Records from a collection:
________________________
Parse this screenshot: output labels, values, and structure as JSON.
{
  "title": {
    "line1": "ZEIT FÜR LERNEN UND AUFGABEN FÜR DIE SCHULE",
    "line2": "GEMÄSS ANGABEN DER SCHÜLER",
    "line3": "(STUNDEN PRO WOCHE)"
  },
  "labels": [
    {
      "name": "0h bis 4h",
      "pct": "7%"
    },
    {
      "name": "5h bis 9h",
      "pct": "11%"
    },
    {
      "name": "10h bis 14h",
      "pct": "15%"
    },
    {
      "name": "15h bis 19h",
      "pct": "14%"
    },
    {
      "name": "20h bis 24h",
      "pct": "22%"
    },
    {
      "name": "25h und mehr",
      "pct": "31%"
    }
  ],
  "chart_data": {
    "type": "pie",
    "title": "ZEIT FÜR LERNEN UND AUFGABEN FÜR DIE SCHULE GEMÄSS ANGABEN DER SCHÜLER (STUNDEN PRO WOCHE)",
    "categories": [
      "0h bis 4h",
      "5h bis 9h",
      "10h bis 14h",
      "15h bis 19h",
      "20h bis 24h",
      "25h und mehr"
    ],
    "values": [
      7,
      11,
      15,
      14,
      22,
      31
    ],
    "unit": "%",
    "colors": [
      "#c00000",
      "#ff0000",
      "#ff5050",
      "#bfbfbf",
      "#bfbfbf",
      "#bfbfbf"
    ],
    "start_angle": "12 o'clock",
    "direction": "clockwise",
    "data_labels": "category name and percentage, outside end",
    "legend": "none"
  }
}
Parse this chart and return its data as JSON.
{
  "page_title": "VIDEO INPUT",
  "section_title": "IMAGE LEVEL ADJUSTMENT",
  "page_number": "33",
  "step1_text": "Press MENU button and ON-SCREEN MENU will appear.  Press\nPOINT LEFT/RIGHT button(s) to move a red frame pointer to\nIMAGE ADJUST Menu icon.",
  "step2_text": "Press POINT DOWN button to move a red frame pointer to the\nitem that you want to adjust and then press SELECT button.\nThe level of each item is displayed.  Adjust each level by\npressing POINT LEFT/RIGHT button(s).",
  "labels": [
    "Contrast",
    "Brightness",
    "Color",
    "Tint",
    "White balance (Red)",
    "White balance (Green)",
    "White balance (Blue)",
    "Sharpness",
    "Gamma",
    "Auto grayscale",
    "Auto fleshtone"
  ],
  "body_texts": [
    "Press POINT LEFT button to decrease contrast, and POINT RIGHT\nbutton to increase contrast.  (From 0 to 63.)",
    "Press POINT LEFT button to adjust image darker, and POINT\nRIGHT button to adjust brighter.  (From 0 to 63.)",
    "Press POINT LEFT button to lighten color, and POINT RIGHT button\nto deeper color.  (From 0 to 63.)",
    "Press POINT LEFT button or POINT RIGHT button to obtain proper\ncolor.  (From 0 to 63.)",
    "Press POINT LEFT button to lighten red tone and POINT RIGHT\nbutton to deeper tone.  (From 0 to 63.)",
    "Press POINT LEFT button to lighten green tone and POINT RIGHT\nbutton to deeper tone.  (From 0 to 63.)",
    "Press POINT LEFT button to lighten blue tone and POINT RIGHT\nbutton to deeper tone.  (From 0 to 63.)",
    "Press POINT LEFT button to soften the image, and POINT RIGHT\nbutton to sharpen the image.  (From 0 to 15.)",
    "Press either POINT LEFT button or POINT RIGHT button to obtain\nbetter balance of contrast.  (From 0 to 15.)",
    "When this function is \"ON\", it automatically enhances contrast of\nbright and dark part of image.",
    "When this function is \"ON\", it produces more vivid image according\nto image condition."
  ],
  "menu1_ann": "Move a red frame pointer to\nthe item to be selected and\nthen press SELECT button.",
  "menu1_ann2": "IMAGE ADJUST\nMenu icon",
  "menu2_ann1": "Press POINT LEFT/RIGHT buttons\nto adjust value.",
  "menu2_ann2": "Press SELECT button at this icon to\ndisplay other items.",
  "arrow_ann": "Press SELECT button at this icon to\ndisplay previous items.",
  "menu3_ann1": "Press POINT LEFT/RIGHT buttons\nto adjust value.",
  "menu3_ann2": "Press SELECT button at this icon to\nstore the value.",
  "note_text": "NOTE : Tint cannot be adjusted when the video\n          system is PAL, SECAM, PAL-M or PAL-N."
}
________________________
» **WRITTEN REQUEST**
From the listing above, pick out each line where the word "SELECT" appears.

» **RESPONSE TO THE TASK**
  "step2_text": "Press POINT DOWN button to move a red frame pointer to the\nitem that you want to adjust and then press SELECT button.\nThe level of each item is displayed.  Adjust each level by\npressing POINT LEFT/RIGHT button(s).",
  "menu1_ann": "Move a red frame pointer to\nthe item to be selected and\nthen press SELECT button.",
  "menu2_ann2": "Press SELECT button at this icon to\ndisplay other items.",
  "arrow_ann": "Press SELECT button at this icon to\ndisplay previous items.",
  "menu3_ann2": "Press SELECT button at this icon to\nstore the value.",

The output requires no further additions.